> **Document**
******************************
For those of us who’ve spent some time in the Gospel stories and teachings of Jesus, you will know that some of the most radical words Jesus spoke are these: “Love your enemies, do good to those who hate you, bless those who curse you, pray for those who abuse you.” (Luke 6:27-28) And, as usual, Jesus walks the talk. He didn’t allow violence to be done against those who were threatening violence to him. Jesus prayed for mercy and forgiveness for those who killed him—not after he was all new lifey on the other side of death, but while he was dying. The shock and challenge of this teaching of Jesus never really eases, even after all these years. It’s hard. I mean, we struggle to even comprehend what it means to love a neighbor—remember the one who wanted Jesus to give him some kind of justification for loving only certain people? (Lk 10:29ff.) Jesus followed with a story of a despised—enemy—Samaritan caring for the wounded one along the road. Jesus wasn’t playing.
Our story from Acts today focuses on a known enemy of those who “belonged to the Way” of Jesus. (Acts 9:2) Saul of Tarsus was like the KKK Grand Master of his time and place except instead of racial violence (justified by a perverse claim to Christianity), his violence focused on the followers of Jesus’ Way of life (driven by a twisted version of his Jewish identity). Saul first appears in the story giving approval of the stoning of Stephen for his witness to Jesus (Acts 7:58); and is then described as “ravaging the church by entering house after house; dragging off both men and women,” and committing “them to prison.” (Acts 8:3) Saul is a known killer, a nasty piece of work, the villain of the story. Today’s story recounts Saul traveling to Damascus, some sixty miles from Jerusalem, to hunt down people of the Way who live there.
As Saul makes the journey, the storyteller gives us several common literary cues to know that God is up to something—it’s like the background music in a film that lets you know to brace yourself. We get three classics: “suddenly a light from heaven flashed,” Saul “fell to the ground,” and a voice speaks using the double name address: “Saul, Saul.” This is all serious God stuff! The voice is that of Jesus who doesn’t condemn Saul, but simply asks the question: Why? Why are you doing these terrible things?
I want to pause for just a moment with this question Jesus asks: Why? Why do we persecute one another? Why do we seem to intent on nursing our grievance or prejudice or defensiveness against others? Is it fear? Revenge for some slight or injury from the past? The need to exert control over others or to make ourselves feel better than others? These are questions that could be asked at any time throughout human history. The days in which we live are extraordinary insofar as it’s not only the normal interpersonal stuff or the current, obvious divisions and heinous injustices that stir the pot. There’s a new dynamic I’m unable to concisely define, but that I perceive with growing regularity and intensity. My sense is that it grows out of the shattered public trust in just about anything coupled with great anxiety. I’ve spoken to folks who do counseling and coaching across both religious and secular communities who are finding that even folks who are on the same team for good purposes are turning on one another in ways that are disturbing. So-called liberals or progressives have been great at this for a long time. It is worse than ever. We’re not just dealing with the question of whether enemies may become friends, but whether friends will keep from becoming enemies. I hear Jesus asking, “Why?? And—while I’m asking, why are people who claim my name among the worst perpetrators of hateful judgment and persecution?”
******************************
> **Given instruction A**
According to the text on loving enemies, how far is Damascus from Jerusalem?
> **Given instruction B**
List the literary cues that the text on loving enemies says signal God is up to something during Saul's journey.
> **Given instruction C**
Write a continuation of the text on loving enemies, picking up after its final sentence.

> **Dataset excerpt**
******************************
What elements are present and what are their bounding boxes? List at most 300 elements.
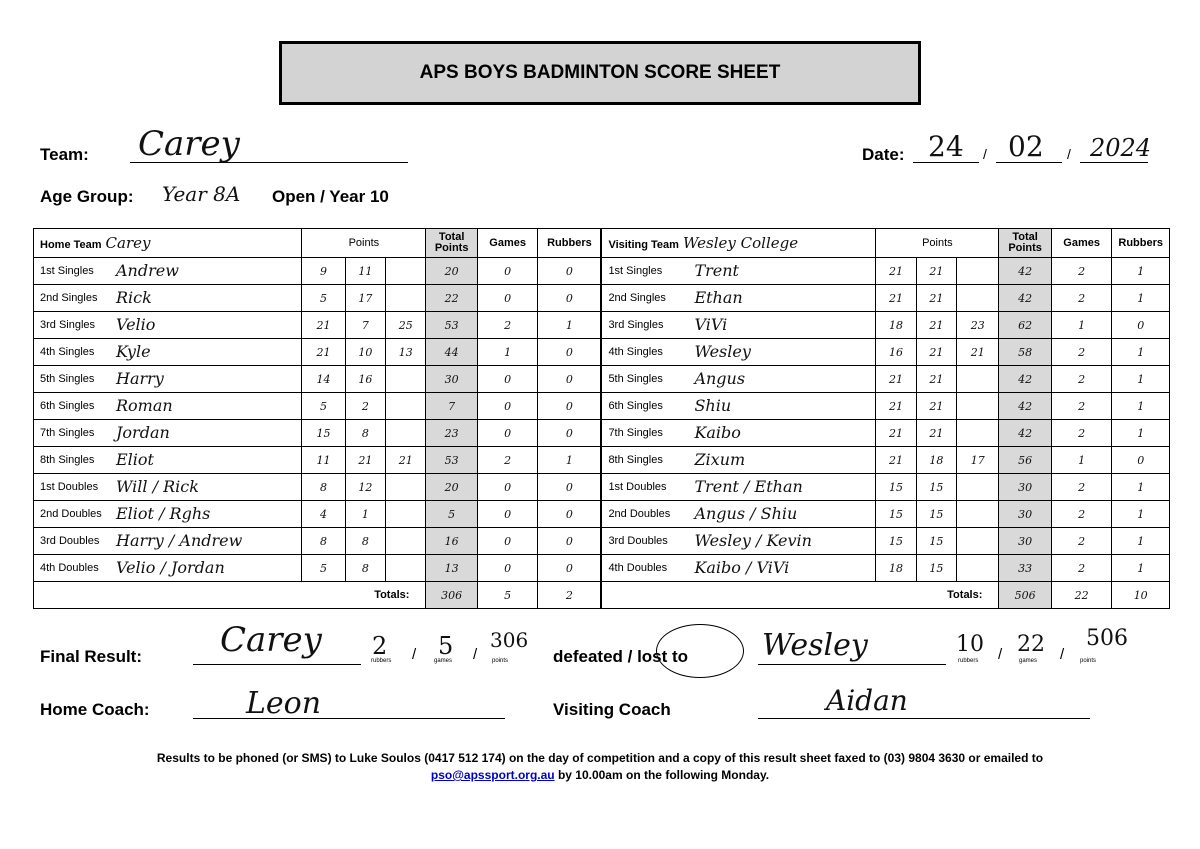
******************************
> **Right answer A**
Some sixty miles.

> **Right answer B**
"Suddenly a light from heaven flashed"; Saul "fell to the ground"; a voice speaks using the double name address "Saul, Saul."

> **Right answer C**
In our story, Jesus who endured all the worst human nastiness and violence and returned to assure us that God’s love remains steadfast even so—that is the one who appears to Saul. I find it curious that the only direction Saul is given is to get up, continue to his destination, and trust that someone will tell him what all this is about. He follows instructions even though he is”—literally and figuratively—“in the dark” for three full days. Maybe, through this divine encounter, Saul realized those he was killing might be telling the truth about Jesus after all. Maybe, in the light of Jesus’ presence and question, Saul became aware of the absurdity and shame of his hatred and violence. Maybe Saul was changed because the one he was persecuting appeared to him without revenge or judgment, but with grace and an invitation to a new possibility for life. Whatever it was, Saul’s journey may have continued to Damascus but it was an entirely new path.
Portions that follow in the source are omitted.